WHAT IS NEEDED:
The records below must be retyped exactly.

RECORDS FOR THE TASK:

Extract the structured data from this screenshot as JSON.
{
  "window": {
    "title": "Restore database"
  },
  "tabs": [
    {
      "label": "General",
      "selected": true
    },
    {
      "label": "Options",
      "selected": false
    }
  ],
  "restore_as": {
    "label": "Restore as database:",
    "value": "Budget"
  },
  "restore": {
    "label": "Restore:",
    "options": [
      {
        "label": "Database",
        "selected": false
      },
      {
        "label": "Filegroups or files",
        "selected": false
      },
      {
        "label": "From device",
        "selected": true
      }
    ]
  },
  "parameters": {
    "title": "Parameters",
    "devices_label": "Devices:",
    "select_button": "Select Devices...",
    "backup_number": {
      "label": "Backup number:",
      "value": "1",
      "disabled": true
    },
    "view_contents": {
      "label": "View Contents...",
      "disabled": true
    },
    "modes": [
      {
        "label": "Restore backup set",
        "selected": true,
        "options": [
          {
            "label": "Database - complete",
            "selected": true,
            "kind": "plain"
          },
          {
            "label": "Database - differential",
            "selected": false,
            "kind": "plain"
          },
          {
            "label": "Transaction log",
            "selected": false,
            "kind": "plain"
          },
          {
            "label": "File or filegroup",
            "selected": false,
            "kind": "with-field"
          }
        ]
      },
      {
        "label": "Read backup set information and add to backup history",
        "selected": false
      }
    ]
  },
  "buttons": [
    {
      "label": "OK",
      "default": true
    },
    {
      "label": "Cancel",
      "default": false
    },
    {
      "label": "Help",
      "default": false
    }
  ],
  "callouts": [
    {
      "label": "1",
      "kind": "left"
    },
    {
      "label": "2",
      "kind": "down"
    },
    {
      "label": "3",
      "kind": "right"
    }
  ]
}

FINISHED EXERCISE:
Extract the structured data from this screenshot as JSON.
{
  "window": {
    "title": "Restore database"
  },
  "tabs": [
    {
      "label": "General",
      "selected": true
    },
    {
      "label": "Options",
      "selected": false
    }
  ],
  "restore_as": {
    "label": "Restore as database:",
    "value": "Budget"
  },
  "restore": {
    "label": "Restore:",
    "options": [
      {
        "label": "Database",
        "selected": false
      },
      {
        "label": "Filegroups or files",
        "selected": false
      },
      {
        "label": "From device",
        "selected": true
      }
    ]
  },
  "parameters": {
    "title": "Parameters",
    "devices_label": "Devices:",
    "select_button": "Select Devices...",
    "backup_number": {
      "label": "Backup number:",
      "value": "1",
      "disabled": true
    },
    "view_contents": {
      "label": "View Contents...",
      "disabled": true
    },
    "modes": [
      {
        "label": "Restore backup set",
        "selected": true,
        "options": [
          {
            "label": "Database - complete",
            "selected": true,
            "kind": "plain"
          },
          {
            "label": "Database - differential",
            "selected": false,
            "kind": "plain"
          },
          {
            "label": "Transaction log",
            "selected": false,
            "kind": "plain"
          },
          {
            "label": "File or filegroup",
            "selected": false,
            "kind": "with-field"
          }
        ]
      },
      {
        "label": "Read backup set information and add to backup history",
        "selected": false
      }
    ]
  },
  "buttons": [
    {
      "label": "OK",
      "default": true
    },
    {
      "label": "Cancel",
      "default": false
    },
    {
      "label": "Help",
      "default": false
    }
  ],
  "callouts": [
    {
      "label": "1",
      "kind": "left"
    },
    {
      "label": "2",
      "kind": "down"
    },
    {
      "label": "3",
      "kind": "right"
    }
  ]
}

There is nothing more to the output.